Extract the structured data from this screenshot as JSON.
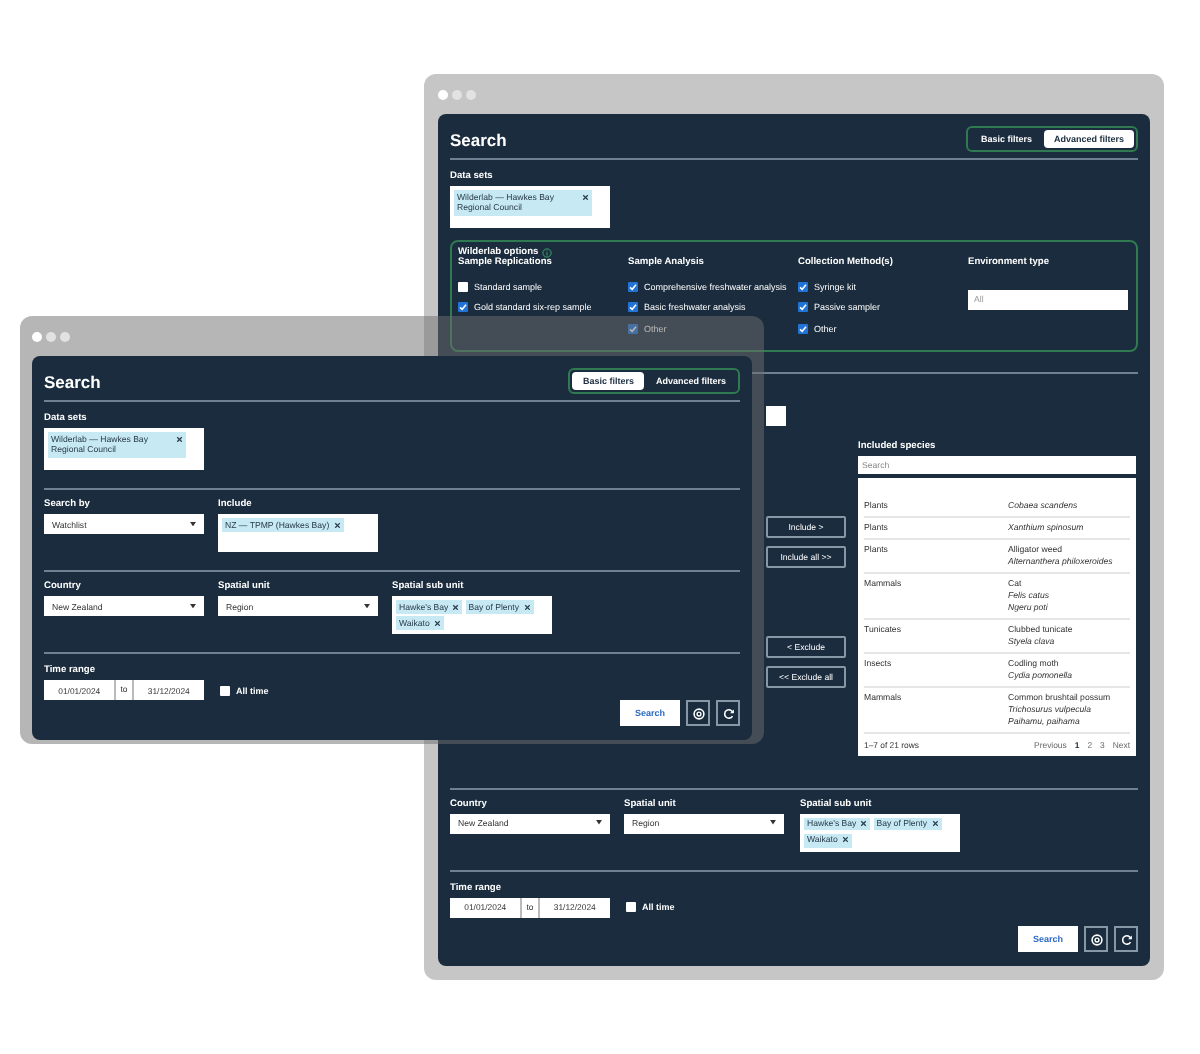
{
  "back_window": {
    "title": "Search",
    "tabs": [
      {
        "label": "Basic filters",
        "selected": false
      },
      {
        "label": "Advanced filters",
        "selected": true
      }
    ],
    "data_sets": {
      "label": "Data sets",
      "tags": [
        "Wilderlab — Hawkes Bay Regional Council"
      ]
    },
    "options": {
      "title": "Wilderlab options",
      "groups": [
        {
          "kind": "checkboxes",
          "heading": "Sample Replications",
          "items": [
            {
              "label": "Standard sample",
              "checked": false
            },
            {
              "label": "Gold standard six-rep sample",
              "checked": true
            }
          ]
        },
        {
          "kind": "checkboxes",
          "heading": "Sample Analysis",
          "items": [
            {
              "label": "Comprehensive freshwater analysis",
              "checked": true
            },
            {
              "label": "Basic freshwater analysis",
              "checked": true
            },
            {
              "label": "Other",
              "checked": true
            }
          ]
        },
        {
          "kind": "checkboxes",
          "heading": "Collection Method(s)",
          "items": [
            {
              "label": "Syringe kit",
              "checked": true
            },
            {
              "label": "Passive sampler",
              "checked": true
            },
            {
              "label": "Other",
              "checked": true
            }
          ]
        },
        {
          "kind": "select",
          "heading": "Environment type",
          "placeholder": "All"
        }
      ]
    },
    "transfer_buttons": [
      "Include >",
      "Include all >>",
      "< Exclude",
      "<< Exclude all"
    ],
    "species": {
      "label": "Included species",
      "search_placeholder": "Search",
      "rows": [
        {
          "group": "Plants",
          "names": [
            {
              "text": "Cobaea scandens",
              "italic": true
            }
          ]
        },
        {
          "group": "Plants",
          "names": [
            {
              "text": "Xanthium spinosum",
              "italic": true
            }
          ]
        },
        {
          "group": "Plants",
          "names": [
            {
              "text": "Alligator weed",
              "italic": false
            },
            {
              "text": "Alternanthera philoxeroides",
              "italic": true
            }
          ]
        },
        {
          "group": "Mammals",
          "names": [
            {
              "text": "Cat",
              "italic": false
            },
            {
              "text": "Felis catus",
              "italic": true
            },
            {
              "text": "Ngeru poti",
              "italic": true
            }
          ]
        },
        {
          "group": "Tunicates",
          "names": [
            {
              "text": "Clubbed tunicate",
              "italic": false
            },
            {
              "text": "Styela clava",
              "italic": true
            }
          ]
        },
        {
          "group": "Insects",
          "names": [
            {
              "text": "Codling moth",
              "italic": false
            },
            {
              "text": "Cydia pomonella",
              "italic": true
            }
          ]
        },
        {
          "group": "Mammals",
          "names": [
            {
              "text": "Common brushtail possum",
              "italic": false
            },
            {
              "text": "Trichosurus vulpecula",
              "italic": true
            },
            {
              "text": "Paihamu, paihama",
              "italic": true
            }
          ]
        }
      ],
      "row_count": "1–7 of 21 rows",
      "pager": [
        {
          "label": "Previous",
          "selected": false
        },
        {
          "label": "1",
          "selected": true
        },
        {
          "label": "2",
          "selected": false
        },
        {
          "label": "3",
          "selected": false
        },
        {
          "label": "Next",
          "selected": false
        }
      ]
    },
    "location": {
      "fields": [
        {
          "kind": "select",
          "label": "Country",
          "value": "New Zealand"
        },
        {
          "kind": "select",
          "label": "Spatial unit",
          "value": "Region"
        },
        {
          "kind": "tags",
          "label": "Spatial sub unit",
          "tags": [
            "Hawke's Bay",
            "Bay of Plenty",
            "Waikato"
          ]
        }
      ]
    },
    "time_range": {
      "label": "Time range",
      "from": "01/01/2024",
      "separator": "to",
      "to": "31/12/2024",
      "all_time": {
        "label": "All time",
        "checked": false
      }
    },
    "search_button": "Search"
  },
  "front_window": {
    "title": "Search",
    "tabs": [
      {
        "label": "Basic filters",
        "selected": true
      },
      {
        "label": "Advanced filters",
        "selected": false
      }
    ],
    "data_sets": {
      "label": "Data sets",
      "tags": [
        "Wilderlab — Hawkes Bay Regional Council"
      ]
    },
    "criteria": {
      "fields": [
        {
          "kind": "select",
          "label": "Search by",
          "value": "Watchlist"
        },
        {
          "kind": "tags",
          "label": "Include",
          "tags": [
            "NZ — TPMP (Hawkes Bay)"
          ]
        }
      ]
    },
    "location": {
      "fields": [
        {
          "kind": "select",
          "label": "Country",
          "value": "New Zealand"
        },
        {
          "kind": "select",
          "label": "Spatial unit",
          "value": "Region"
        },
        {
          "kind": "tags",
          "label": "Spatial sub unit",
          "tags": [
            "Hawke's Bay",
            "Bay of Plenty",
            "Waikato"
          ]
        }
      ]
    },
    "time_range": {
      "label": "Time range",
      "from": "01/01/2024",
      "separator": "to",
      "to": "31/12/2024",
      "all_time": {
        "label": "All time",
        "checked": false
      }
    },
    "search_button": "Search"
  }
}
-.-.-
### [Goal of the exercise]
Quote the preceding listing precisely and completely, omitting its images.

### [Task output]
Extract the structured data from this screenshot as JSON.
{
  "back_window": {
    "title": "Search",
    "tabs": [
      {
        "label": "Basic filters",
        "selected": false
      },
      {
        "label": "Advanced filters",
        "selected": true
      }
    ],
    "data_sets": {
      "label": "Data sets",
      "tags": [
        "Wilderlab — Hawkes Bay Regional Council"
      ]
    },
    "options": {
      "title": "Wilderlab options",
      "groups": [
        {
          "kind": "checkboxes",
          "heading": "Sample Replications",
          "items": [
            {
              "label": "Standard sample",
              "checked": false
            },
            {
              "label": "Gold standard six-rep sample",
              "checked": true
            }
          ]
        },
        {
          "kind": "checkboxes",
          "heading": "Sample Analysis",
          "items": [
            {
              "label": "Comprehensive freshwater analysis",
              "checked": true
            },
            {
              "label": "Basic freshwater analysis",
              "checked": true
            },
            {
              "label": "Other",
              "checked": true
            }
          ]
        },
        {
          "kind": "checkboxes",
          "heading": "Collection Method(s)",
          "items": [
            {
              "label": "Syringe kit",
              "checked": true
            },
            {
              "label": "Passive sampler",
              "checked": true
            },
            {
              "label": "Other",
              "checked": true
            }
          ]
        },
        {
          "kind": "select",
          "heading": "Environment type",
          "placeholder": "All"
        }
      ]
    },
    "transfer_buttons": [
      "Include >",
      "Include all >>",
      "< Exclude",
      "<< Exclude all"
    ],
    "species": {
      "label": "Included species",
      "search_placeholder": "Search",
      "rows": [
        {
          "group": "Plants",
          "names": [
            {
              "text": "Cobaea scandens",
              "italic": true
            }
          ]
        },
        {
          "group": "Plants",
          "names": [
            {
              "text": "Xanthium spinosum",
              "italic": true
            }
          ]
        },
        {
          "group": "Plants",
          "names": [
            {
              "text": "Alligator weed",
              "italic": false
            },
            {
              "text": "Alternanthera philoxeroides",
              "italic": true
            }
          ]
        },
        {
          "group": "Mammals",
          "names": [
            {
              "text": "Cat",
              "italic": false
            },
            {
              "text": "Felis catus",
              "italic": true
            },
            {
              "text": "Ngeru poti",
              "italic": true
            }
          ]
        },
        {
          "group": "Tunicates",
          "names": [
            {
              "text": "Clubbed tunicate",
              "italic": false
            },
            {
              "text": "Styela clava",
              "italic": true
            }
          ]
        },
        {
          "group": "Insects",
          "names": [
            {
              "text": "Codling moth",
              "italic": false
            },
            {
              "text": "Cydia pomonella",
              "italic": true
            }
          ]
        },
        {
          "group": "Mammals",
          "names": [
            {
              "text": "Common brushtail possum",
              "italic": false
            },
            {
              "text": "Trichosurus vulpecula",
              "italic": true
            },
            {
              "text": "Paihamu, paihama",
              "italic": true
            }
          ]
        }
      ],
      "row_count": "1–7 of 21 rows",
      "pager": [
        {
          "label": "Previous",
          "selected": false
        },
        {
          "label": "1",
          "selected": true
        },
        {
          "label": "2",
          "selected": false
        },
        {
          "label": "3",
          "selected": false
        },
        {
          "label": "Next",
          "selected": false
        }
      ]
    },
    "location": {
      "fields": [
        {
          "kind": "select",
          "label": "Country",
          "value": "New Zealand"
        },
        {
          "kind": "select",
          "label": "Spatial unit",
          "value": "Region"
        },
        {
          "kind": "tags",
          "label": "Spatial sub unit",
          "tags": [
            "Hawke's Bay",
            "Bay of Plenty",
            "Waikato"
          ]
        }
      ]
    },
    "time_range": {
      "label": "Time range",
      "from": "01/01/2024",
      "separator": "to",
      "to": "31/12/2024",
      "all_time": {
        "label": "All time",
        "checked": false
      }
    },
    "search_button": "Search"
  },
  "front_window": {
    "title": "Search",
    "tabs": [
      {
        "label": "Basic filters",
        "selected": true
      },
      {
        "label": "Advanced filters",
        "selected": false
      }
    ],
    "data_sets": {
      "label": "Data sets",
      "tags": [
        "Wilderlab — Hawkes Bay Regional Council"
      ]
    },
    "criteria": {
      "fields": [
        {
          "kind": "select",
          "label": "Search by",
          "value": "Watchlist"
        },
        {
          "kind": "tags",
          "label": "Include",
          "tags": [
            "NZ — TPMP (Hawkes Bay)"
          ]
        }
      ]
    },
    "location": {
      "fields": [
        {
          "kind": "select",
          "label": "Country",
          "value": "New Zealand"
        },
        {
          "kind": "select",
          "label": "Spatial unit",
          "value": "Region"
        },
        {
          "kind": "tags",
          "label": "Spatial sub unit",
          "tags": [
            "Hawke's Bay",
            "Bay of Plenty",
            "Waikato"
          ]
        }
      ]
    },
    "time_range": {
      "label": "Time range",
      "from": "01/01/2024",
      "separator": "to",
      "to": "31/12/2024",
      "all_time": {
        "label": "All time",
        "checked": false
      }
    },
    "search_button": "Search"
  }
}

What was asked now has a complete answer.